==== SUPPLIED MATERIAL ====
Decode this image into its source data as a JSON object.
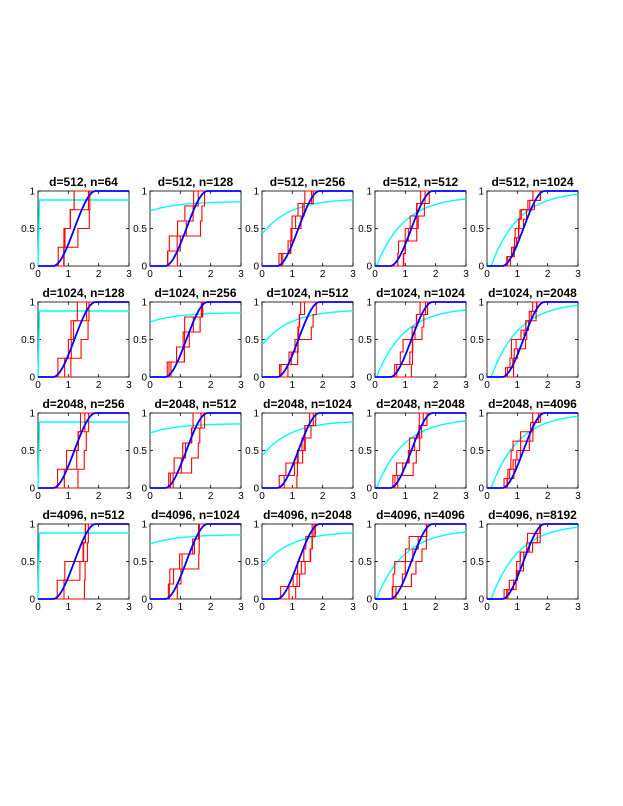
{
  "figure": {
    "type": "grid",
    "rows": 4,
    "cols": 5,
    "colors": {
      "model": "#0000ff",
      "empirical": "#ff0000",
      "reference": "#00ffff",
      "axes": "#000000"
    }
  },
  "chart_data": [
    {
      "type": "line",
      "title": "d=512, n=64",
      "xlim": [
        0,
        3
      ],
      "ylim": [
        0,
        1
      ],
      "xticks": [
        "0",
        "1",
        "2",
        "3"
      ],
      "yticks": [
        "0",
        "0.5",
        "1"
      ],
      "cyan_offset": 0.88,
      "cyan_scale": 0.0,
      "steps": 4
    },
    {
      "type": "line",
      "title": "d=512, n=128",
      "xlim": [
        0,
        3
      ],
      "ylim": [
        0,
        1
      ],
      "xticks": [
        "0",
        "1",
        "2",
        "3"
      ],
      "yticks": [
        "0",
        "0.5",
        "1"
      ],
      "cyan_offset": 0.74,
      "cyan_scale": 0.12,
      "steps": 5
    },
    {
      "type": "line",
      "title": "d=512, n=256",
      "xlim": [
        0,
        3
      ],
      "ylim": [
        0,
        1
      ],
      "xticks": [
        "0",
        "1",
        "2",
        "3"
      ],
      "yticks": [
        "0",
        "0.5",
        "1"
      ],
      "cyan_offset": 0.45,
      "cyan_scale": 0.45,
      "steps": 6
    },
    {
      "type": "line",
      "title": "d=512, n=512",
      "xlim": [
        0,
        3
      ],
      "ylim": [
        0,
        1
      ],
      "xticks": [
        "0",
        "1",
        "2",
        "3"
      ],
      "yticks": [
        "0",
        "0.5",
        "1"
      ],
      "cyan_offset": 0.0,
      "cyan_scale": 0.93,
      "steps": 6
    },
    {
      "type": "line",
      "title": "d=512, n=1024",
      "xlim": [
        0,
        3
      ],
      "ylim": [
        0,
        1
      ],
      "xticks": [
        "0",
        "1",
        "2",
        "3"
      ],
      "yticks": [
        "0",
        "0.5",
        "1"
      ],
      "cyan_offset": -0.1,
      "cyan_scale": 1.1,
      "steps": 8
    },
    {
      "type": "line",
      "title": "d=1024, n=128",
      "xlim": [
        0,
        3
      ],
      "ylim": [
        0,
        1
      ],
      "xticks": [
        "0",
        "1",
        "2",
        "3"
      ],
      "yticks": [
        "0",
        "0.5",
        "1"
      ],
      "cyan_offset": 0.88,
      "cyan_scale": 0.0,
      "steps": 4
    },
    {
      "type": "line",
      "title": "d=1024, n=256",
      "xlim": [
        0,
        3
      ],
      "ylim": [
        0,
        1
      ],
      "xticks": [
        "0",
        "1",
        "2",
        "3"
      ],
      "yticks": [
        "0",
        "0.5",
        "1"
      ],
      "cyan_offset": 0.74,
      "cyan_scale": 0.12,
      "steps": 5
    },
    {
      "type": "line",
      "title": "d=1024, n=512",
      "xlim": [
        0,
        3
      ],
      "ylim": [
        0,
        1
      ],
      "xticks": [
        "0",
        "1",
        "2",
        "3"
      ],
      "yticks": [
        "0",
        "0.5",
        "1"
      ],
      "cyan_offset": 0.45,
      "cyan_scale": 0.45,
      "steps": 6
    },
    {
      "type": "line",
      "title": "d=1024, n=1024",
      "xlim": [
        0,
        3
      ],
      "ylim": [
        0,
        1
      ],
      "xticks": [
        "0",
        "1",
        "2",
        "3"
      ],
      "yticks": [
        "0",
        "0.5",
        "1"
      ],
      "cyan_offset": 0.0,
      "cyan_scale": 0.93,
      "steps": 6
    },
    {
      "type": "line",
      "title": "d=1024, n=2048",
      "xlim": [
        0,
        3
      ],
      "ylim": [
        0,
        1
      ],
      "xticks": [
        "0",
        "1",
        "2",
        "3"
      ],
      "yticks": [
        "0",
        "0.5",
        "1"
      ],
      "cyan_offset": -0.1,
      "cyan_scale": 1.1,
      "steps": 8
    },
    {
      "type": "line",
      "title": "d=2048, n=256",
      "xlim": [
        0,
        3
      ],
      "ylim": [
        0,
        1
      ],
      "xticks": [
        "0",
        "1",
        "2",
        "3"
      ],
      "yticks": [
        "0",
        "0.5",
        "1"
      ],
      "cyan_offset": 0.88,
      "cyan_scale": 0.0,
      "steps": 4
    },
    {
      "type": "line",
      "title": "d=2048, n=512",
      "xlim": [
        0,
        3
      ],
      "ylim": [
        0,
        1
      ],
      "xticks": [
        "0",
        "1",
        "2",
        "3"
      ],
      "yticks": [
        "0",
        "0.5",
        "1"
      ],
      "cyan_offset": 0.74,
      "cyan_scale": 0.12,
      "steps": 5
    },
    {
      "type": "line",
      "title": "d=2048, n=1024",
      "xlim": [
        0,
        3
      ],
      "ylim": [
        0,
        1
      ],
      "xticks": [
        "0",
        "1",
        "2",
        "3"
      ],
      "yticks": [
        "0",
        "0.5",
        "1"
      ],
      "cyan_offset": 0.45,
      "cyan_scale": 0.45,
      "steps": 6
    },
    {
      "type": "line",
      "title": "d=2048, n=2048",
      "xlim": [
        0,
        3
      ],
      "ylim": [
        0,
        1
      ],
      "xticks": [
        "0",
        "1",
        "2",
        "3"
      ],
      "yticks": [
        "0",
        "0.5",
        "1"
      ],
      "cyan_offset": 0.0,
      "cyan_scale": 0.93,
      "steps": 6
    },
    {
      "type": "line",
      "title": "d=2048, n=4096",
      "xlim": [
        0,
        3
      ],
      "ylim": [
        0,
        1
      ],
      "xticks": [
        "0",
        "1",
        "2",
        "3"
      ],
      "yticks": [
        "0",
        "0.5",
        "1"
      ],
      "cyan_offset": -0.1,
      "cyan_scale": 1.1,
      "steps": 8
    },
    {
      "type": "line",
      "title": "d=4096, n=512",
      "xlim": [
        0,
        3
      ],
      "ylim": [
        0,
        1
      ],
      "xticks": [
        "0",
        "1",
        "2",
        "3"
      ],
      "yticks": [
        "0",
        "0.5",
        "1"
      ],
      "cyan_offset": 0.88,
      "cyan_scale": 0.0,
      "steps": 4
    },
    {
      "type": "line",
      "title": "d=4096, n=1024",
      "xlim": [
        0,
        3
      ],
      "ylim": [
        0,
        1
      ],
      "xticks": [
        "0",
        "1",
        "2",
        "3"
      ],
      "yticks": [
        "0",
        "0.5",
        "1"
      ],
      "cyan_offset": 0.74,
      "cyan_scale": 0.12,
      "steps": 5
    },
    {
      "type": "line",
      "title": "d=4096, n=2048",
      "xlim": [
        0,
        3
      ],
      "ylim": [
        0,
        1
      ],
      "xticks": [
        "0",
        "1",
        "2",
        "3"
      ],
      "yticks": [
        "0",
        "0.5",
        "1"
      ],
      "cyan_offset": 0.45,
      "cyan_scale": 0.45,
      "steps": 6
    },
    {
      "type": "line",
      "title": "d=4096, n=4096",
      "xlim": [
        0,
        3
      ],
      "ylim": [
        0,
        1
      ],
      "xticks": [
        "0",
        "1",
        "2",
        "3"
      ],
      "yticks": [
        "0",
        "0.5",
        "1"
      ],
      "cyan_offset": 0.0,
      "cyan_scale": 0.93,
      "steps": 6
    },
    {
      "type": "line",
      "title": "d=4096, n=8192",
      "xlim": [
        0,
        3
      ],
      "ylim": [
        0,
        1
      ],
      "xticks": [
        "0",
        "1",
        "2",
        "3"
      ],
      "yticks": [
        "0",
        "0.5",
        "1"
      ],
      "cyan_offset": -0.1,
      "cyan_scale": 1.1,
      "steps": 8
    }
  ]
}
====
* [EXERCISE DIRECTIONS]: Reproduce the material above in full and without alteration, but skip all pictures.

* [RESULT OF THE TASK]:
Decode this image into its source data as a JSON object.
{
  "figure": {
    "type": "grid",
    "rows": 4,
    "cols": 5,
    "colors": {
      "model": "#0000ff",
      "empirical": "#ff0000",
      "reference": "#00ffff",
      "axes": "#000000"
    }
  },
  "chart_data": [
    {
      "type": "line",
      "title": "d=512, n=64",
      "xlim": [
        0,
        3
      ],
      "ylim": [
        0,
        1
      ],
      "xticks": [
        "0",
        "1",
        "2",
        "3"
      ],
      "yticks": [
        "0",
        "0.5",
        "1"
      ],
      "cyan_offset": 0.88,
      "cyan_scale": 0.0,
      "steps": 4
    },
    {
      "type": "line",
      "title": "d=512, n=128",
      "xlim": [
        0,
        3
      ],
      "ylim": [
        0,
        1
      ],
      "xticks": [
        "0",
        "1",
        "2",
        "3"
      ],
      "yticks": [
        "0",
        "0.5",
        "1"
      ],
      "cyan_offset": 0.74,
      "cyan_scale": 0.12,
      "steps": 5
    },
    {
      "type": "line",
      "title": "d=512, n=256",
      "xlim": [
        0,
        3
      ],
      "ylim": [
        0,
        1
      ],
      "xticks": [
        "0",
        "1",
        "2",
        "3"
      ],
      "yticks": [
        "0",
        "0.5",
        "1"
      ],
      "cyan_offset": 0.45,
      "cyan_scale": 0.45,
      "steps": 6
    },
    {
      "type": "line",
      "title": "d=512, n=512",
      "xlim": [
        0,
        3
      ],
      "ylim": [
        0,
        1
      ],
      "xticks": [
        "0",
        "1",
        "2",
        "3"
      ],
      "yticks": [
        "0",
        "0.5",
        "1"
      ],
      "cyan_offset": 0.0,
      "cyan_scale": 0.93,
      "steps": 6
    },
    {
      "type": "line",
      "title": "d=512, n=1024",
      "xlim": [
        0,
        3
      ],
      "ylim": [
        0,
        1
      ],
      "xticks": [
        "0",
        "1",
        "2",
        "3"
      ],
      "yticks": [
        "0",
        "0.5",
        "1"
      ],
      "cyan_offset": -0.1,
      "cyan_scale": 1.1,
      "steps": 8
    },
    {
      "type": "line",
      "title": "d=1024, n=128",
      "xlim": [
        0,
        3
      ],
      "ylim": [
        0,
        1
      ],
      "xticks": [
        "0",
        "1",
        "2",
        "3"
      ],
      "yticks": [
        "0",
        "0.5",
        "1"
      ],
      "cyan_offset": 0.88,
      "cyan_scale": 0.0,
      "steps": 4
    },
    {
      "type": "line",
      "title": "d=1024, n=256",
      "xlim": [
        0,
        3
      ],
      "ylim": [
        0,
        1
      ],
      "xticks": [
        "0",
        "1",
        "2",
        "3"
      ],
      "yticks": [
        "0",
        "0.5",
        "1"
      ],
      "cyan_offset": 0.74,
      "cyan_scale": 0.12,
      "steps": 5
    },
    {
      "type": "line",
      "title": "d=1024, n=512",
      "xlim": [
        0,
        3
      ],
      "ylim": [
        0,
        1
      ],
      "xticks": [
        "0",
        "1",
        "2",
        "3"
      ],
      "yticks": [
        "0",
        "0.5",
        "1"
      ],
      "cyan_offset": 0.45,
      "cyan_scale": 0.45,
      "steps": 6
    },
    {
      "type": "line",
      "title": "d=1024, n=1024",
      "xlim": [
        0,
        3
      ],
      "ylim": [
        0,
        1
      ],
      "xticks": [
        "0",
        "1",
        "2",
        "3"
      ],
      "yticks": [
        "0",
        "0.5",
        "1"
      ],
      "cyan_offset": 0.0,
      "cyan_scale": 0.93,
      "steps": 6
    },
    {
      "type": "line",
      "title": "d=1024, n=2048",
      "xlim": [
        0,
        3
      ],
      "ylim": [
        0,
        1
      ],
      "xticks": [
        "0",
        "1",
        "2",
        "3"
      ],
      "yticks": [
        "0",
        "0.5",
        "1"
      ],
      "cyan_offset": -0.1,
      "cyan_scale": 1.1,
      "steps": 8
    },
    {
      "type": "line",
      "title": "d=2048, n=256",
      "xlim": [
        0,
        3
      ],
      "ylim": [
        0,
        1
      ],
      "xticks": [
        "0",
        "1",
        "2",
        "3"
      ],
      "yticks": [
        "0",
        "0.5",
        "1"
      ],
      "cyan_offset": 0.88,
      "cyan_scale": 0.0,
      "steps": 4
    },
    {
      "type": "line",
      "title": "d=2048, n=512",
      "xlim": [
        0,
        3
      ],
      "ylim": [
        0,
        1
      ],
      "xticks": [
        "0",
        "1",
        "2",
        "3"
      ],
      "yticks": [
        "0",
        "0.5",
        "1"
      ],
      "cyan_offset": 0.74,
      "cyan_scale": 0.12,
      "steps": 5
    },
    {
      "type": "line",
      "title": "d=2048, n=1024",
      "xlim": [
        0,
        3
      ],
      "ylim": [
        0,
        1
      ],
      "xticks": [
        "0",
        "1",
        "2",
        "3"
      ],
      "yticks": [
        "0",
        "0.5",
        "1"
      ],
      "cyan_offset": 0.45,
      "cyan_scale": 0.45,
      "steps": 6
    },
    {
      "type": "line",
      "title": "d=2048, n=2048",
      "xlim": [
        0,
        3
      ],
      "ylim": [
        0,
        1
      ],
      "xticks": [
        "0",
        "1",
        "2",
        "3"
      ],
      "yticks": [
        "0",
        "0.5",
        "1"
      ],
      "cyan_offset": 0.0,
      "cyan_scale": 0.93,
      "steps": 6
    },
    {
      "type": "line",
      "title": "d=2048, n=4096",
      "xlim": [
        0,
        3
      ],
      "ylim": [
        0,
        1
      ],
      "xticks": [
        "0",
        "1",
        "2",
        "3"
      ],
      "yticks": [
        "0",
        "0.5",
        "1"
      ],
      "cyan_offset": -0.1,
      "cyan_scale": 1.1,
      "steps": 8
    },
    {
      "type": "line",
      "title": "d=4096, n=512",
      "xlim": [
        0,
        3
      ],
      "ylim": [
        0,
        1
      ],
      "xticks": [
        "0",
        "1",
        "2",
        "3"
      ],
      "yticks": [
        "0",
        "0.5",
        "1"
      ],
      "cyan_offset": 0.88,
      "cyan_scale": 0.0,
      "steps": 4
    },
    {
      "type": "line",
      "title": "d=4096, n=1024",
      "xlim": [
        0,
        3
      ],
      "ylim": [
        0,
        1
      ],
      "xticks": [
        "0",
        "1",
        "2",
        "3"
      ],
      "yticks": [
        "0",
        "0.5",
        "1"
      ],
      "cyan_offset": 0.74,
      "cyan_scale": 0.12,
      "steps": 5
    },
    {
      "type": "line",
      "title": "d=4096, n=2048",
      "xlim": [
        0,
        3
      ],
      "ylim": [
        0,
        1
      ],
      "xticks": [
        "0",
        "1",
        "2",
        "3"
      ],
      "yticks": [
        "0",
        "0.5",
        "1"
      ],
      "cyan_offset": 0.45,
      "cyan_scale": 0.45,
      "steps": 6
    },
    {
      "type": "line",
      "title": "d=4096, n=4096",
      "xlim": [
        0,
        3
      ],
      "ylim": [
        0,
        1
      ],
      "xticks": [
        "0",
        "1",
        "2",
        "3"
      ],
      "yticks": [
        "0",
        "0.5",
        "1"
      ],
      "cyan_offset": 0.0,
      "cyan_scale": 0.93,
      "steps": 6
    },
    {
      "type": "line",
      "title": "d=4096, n=8192",
      "xlim": [
        0,
        3
      ],
      "ylim": [
        0,
        1
      ],
      "xticks": [
        "0",
        "1",
        "2",
        "3"
      ],
      "yticks": [
        "0",
        "0.5",
        "1"
      ],
      "cyan_offset": -0.1,
      "cyan_scale": 1.1,
      "steps": 8
    }
  ]
}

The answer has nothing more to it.